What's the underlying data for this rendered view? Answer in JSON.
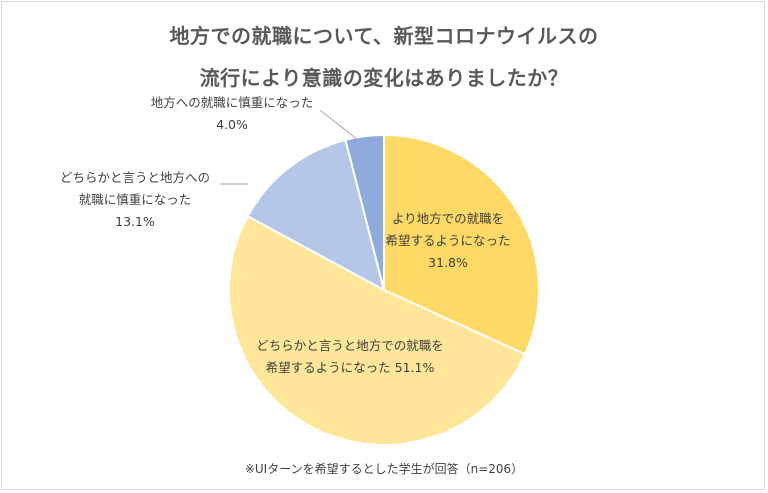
{
  "chart_data": {
    "type": "pie",
    "title_lines": [
      "地方での就職について、新型コロナウイルスの",
      "流行により意識の変化はありましたか？"
    ],
    "slices": [
      {
        "label_lines": [
          "より地方での就職を",
          "希望するようになった"
        ],
        "value_text": "31.8%",
        "value": 31.8,
        "color": "#ffd966"
      },
      {
        "label_lines": [
          "どちらかと言うと地方での就職を",
          "希望するようになった 51.1%"
        ],
        "value_text": "",
        "value": 51.1,
        "color": "#ffe699"
      },
      {
        "label_lines": [
          "どちらかと言うと地方への",
          "就職に慎重になった"
        ],
        "value_text": "13.1%",
        "value": 13.1,
        "color": "#b4c7e7"
      },
      {
        "label_lines": [
          "地方への就職に慎重になった"
        ],
        "value_text": "4.0%",
        "value": 4.0,
        "color": "#8faadc"
      }
    ],
    "footnote": "※UIターンを希望するとした学生が回答（n=206）"
  }
}
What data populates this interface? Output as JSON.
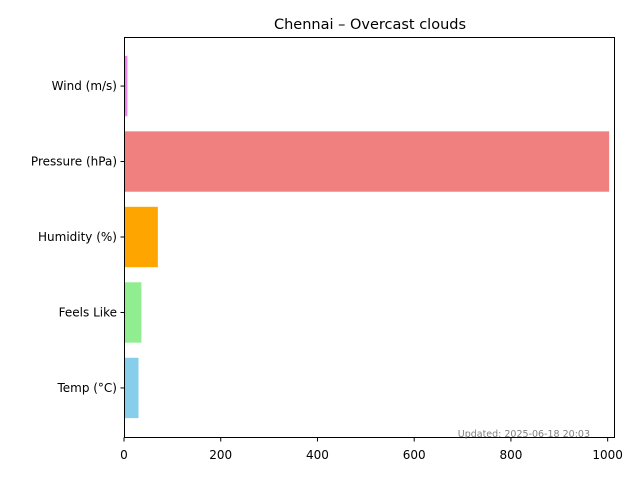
{
  "chart_data": {
    "type": "bar",
    "orientation": "horizontal",
    "title": "Chennai – Overcast clouds",
    "categories": [
      "Temp (°C)",
      "Feels Like",
      "Humidity (%)",
      "Pressure (hPa)",
      "Wind (m/s)"
    ],
    "values": [
      30,
      36,
      70,
      1003,
      7
    ],
    "colors": [
      "#87ceeb",
      "#90ee90",
      "#ffa500",
      "#f08080",
      "#ee82ee"
    ],
    "xlim": [
      0,
      1000
    ],
    "xticks": [
      "0",
      "200",
      "400",
      "600",
      "800",
      "1000"
    ],
    "xlabel": "",
    "ylabel": "",
    "grid": false,
    "annotation": "Updated: 2025-06-18 20:03"
  }
}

- **Task to carry out**
With pictures omitted, reproduce exactly the lines from the line containing "What data populates" through the end of the data above.

- **Correct output**
What data populates this interface? Output as JSON.
{
  "chart_data": {
    "type": "bar",
    "orientation": "horizontal",
    "title": "Chennai – Overcast clouds",
    "categories": [
      "Temp (°C)",
      "Feels Like",
      "Humidity (%)",
      "Pressure (hPa)",
      "Wind (m/s)"
    ],
    "values": [
      30,
      36,
      70,
      1003,
      7
    ],
    "colors": [
      "#87ceeb",
      "#90ee90",
      "#ffa500",
      "#f08080",
      "#ee82ee"
    ],
    "xlim": [
      0,
      1000
    ],
    "xticks": [
      "0",
      "200",
      "400",
      "600",
      "800",
      "1000"
    ],
    "xlabel": "",
    "ylabel": "",
    "grid": false,
    "annotation": "Updated: 2025-06-18 20:03"
  }
}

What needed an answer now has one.